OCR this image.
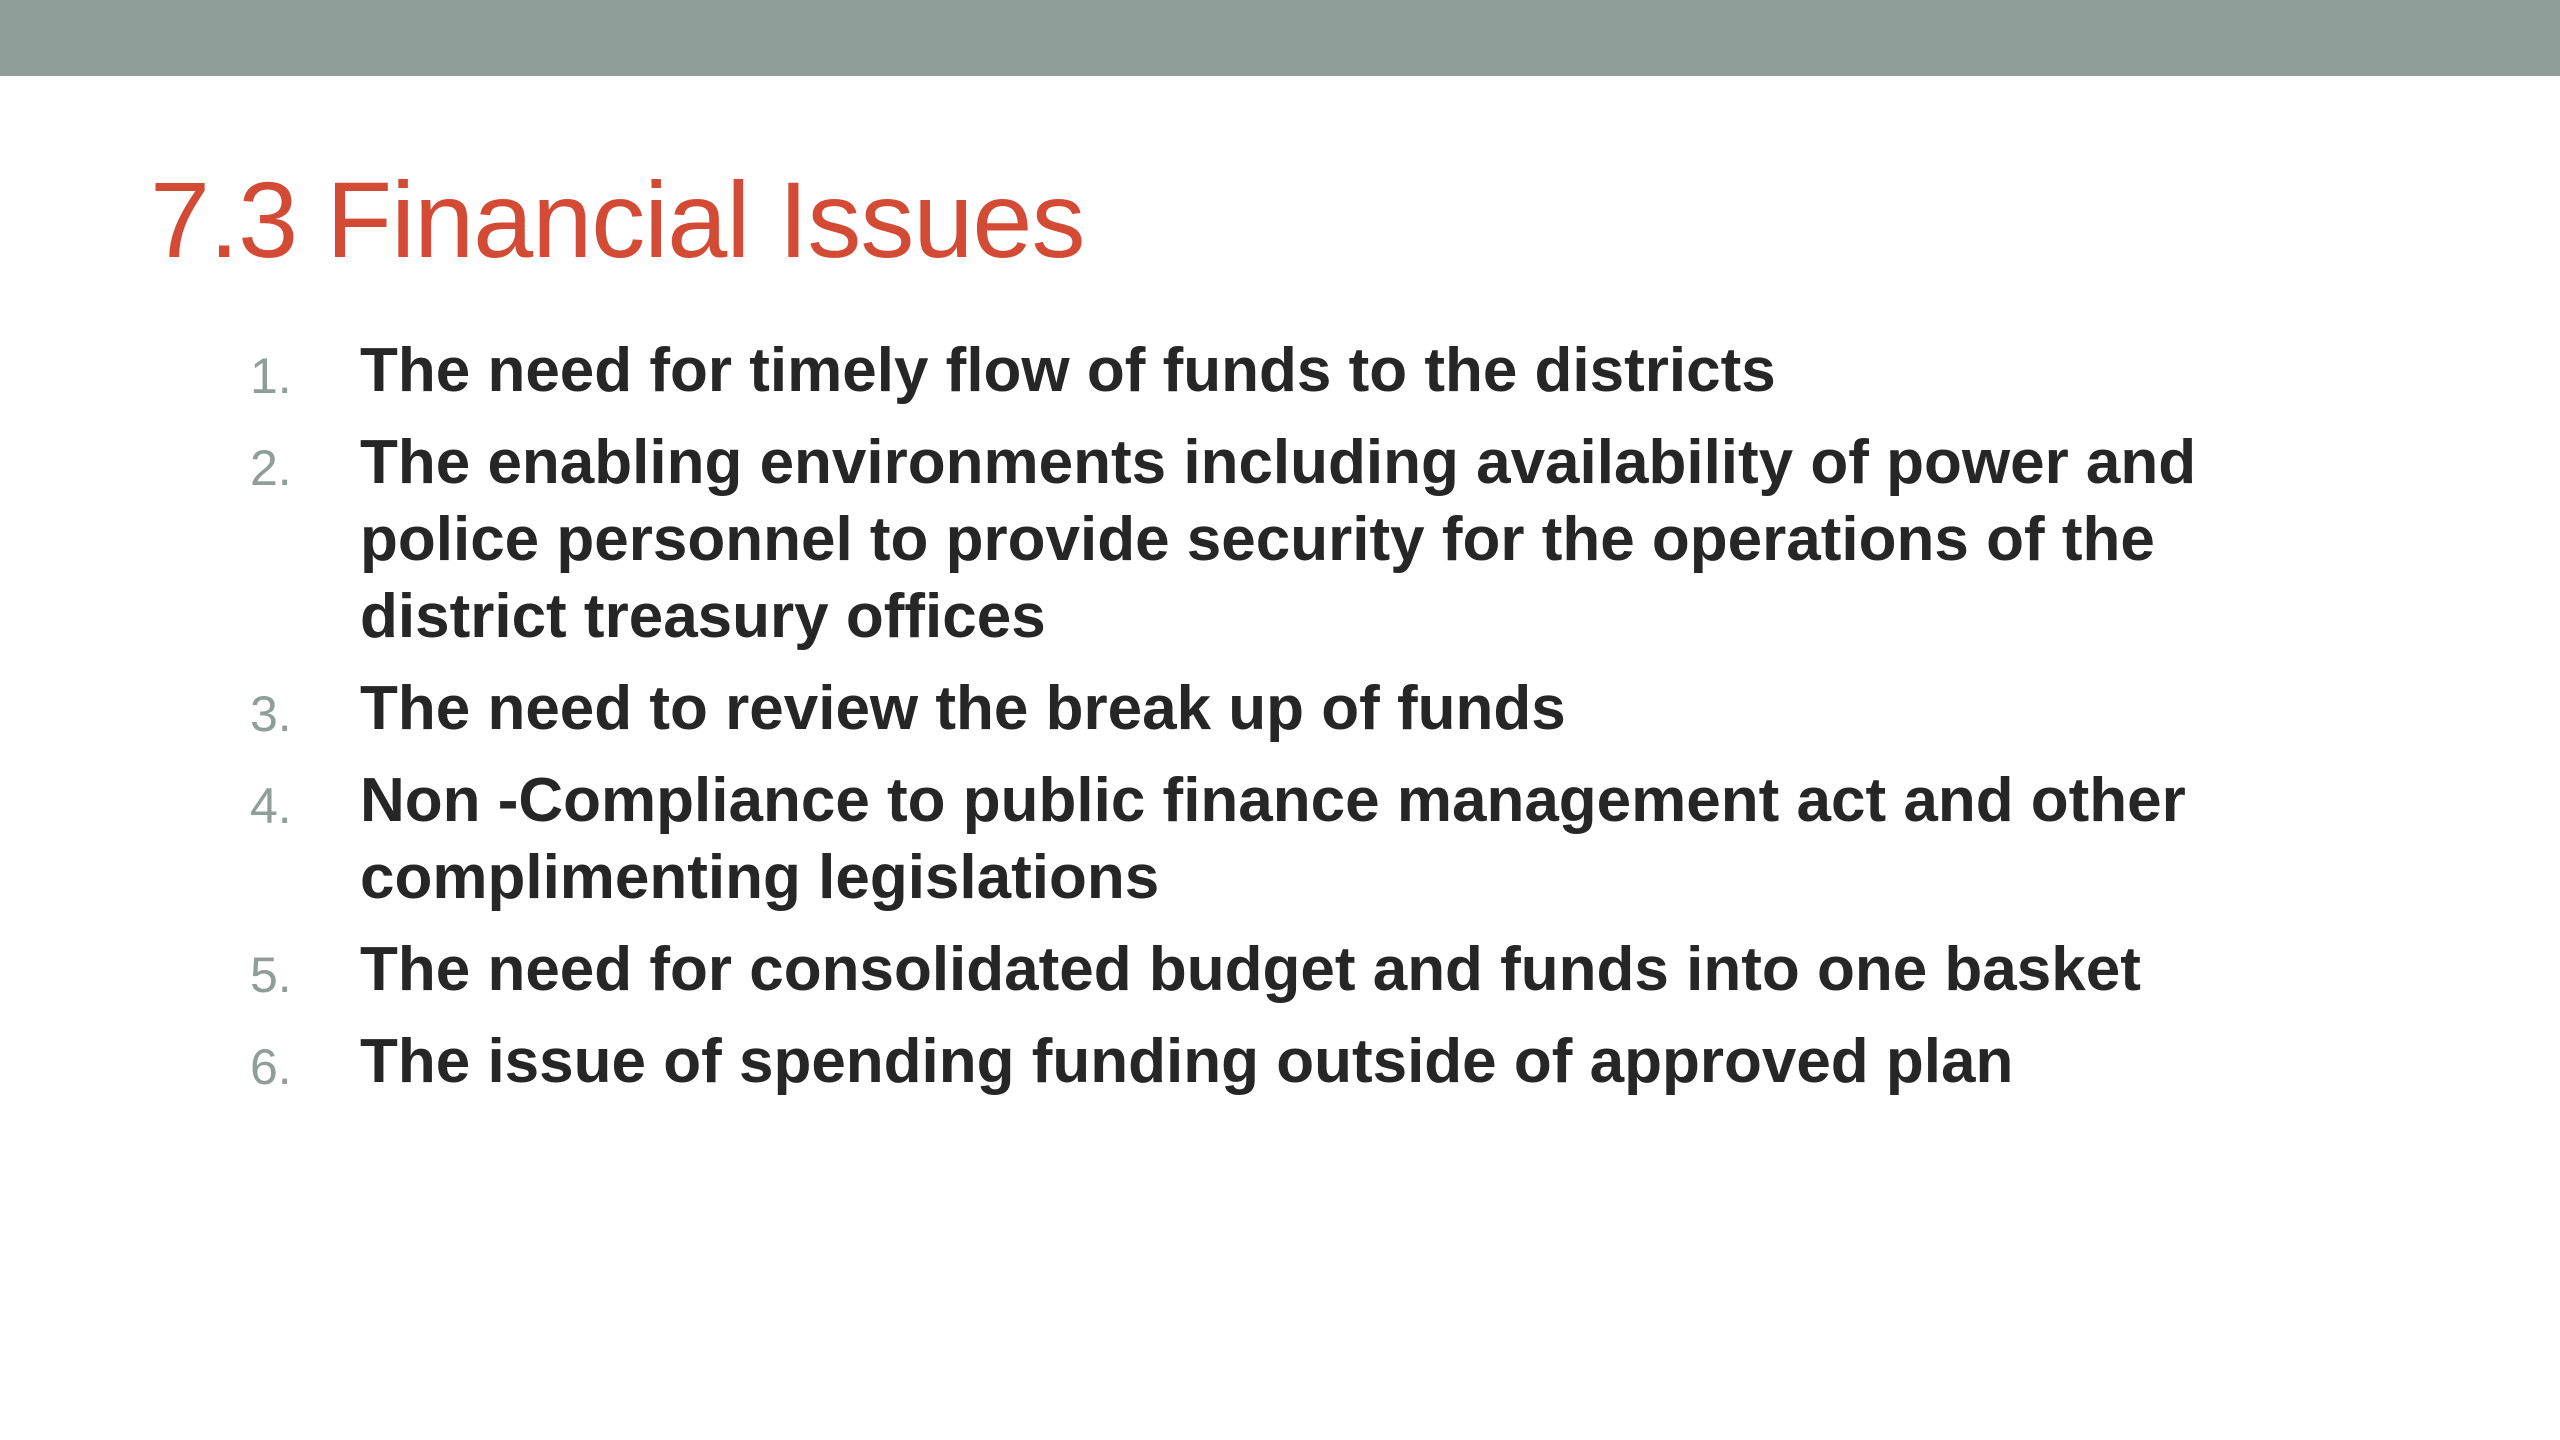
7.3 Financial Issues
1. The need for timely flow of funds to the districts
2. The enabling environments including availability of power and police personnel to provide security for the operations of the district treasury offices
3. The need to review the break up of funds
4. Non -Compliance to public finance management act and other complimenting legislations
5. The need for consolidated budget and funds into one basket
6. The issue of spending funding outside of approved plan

**********

#### [Required work]
Omit the pictures and output all of the other material exactly.

#### [Response to the task]
OCR this image.
7.3 Financial Issues
1. The need for timely flow of funds to the districts
2. The enabling environments including availability of power and police personnel to provide security for the operations of the district treasury offices
3. The need to review the break up of funds
4. Non -Compliance to public finance management act and other complimenting legislations
5. The need for consolidated budget and funds into one basket
6. The issue of spending funding outside of approved plan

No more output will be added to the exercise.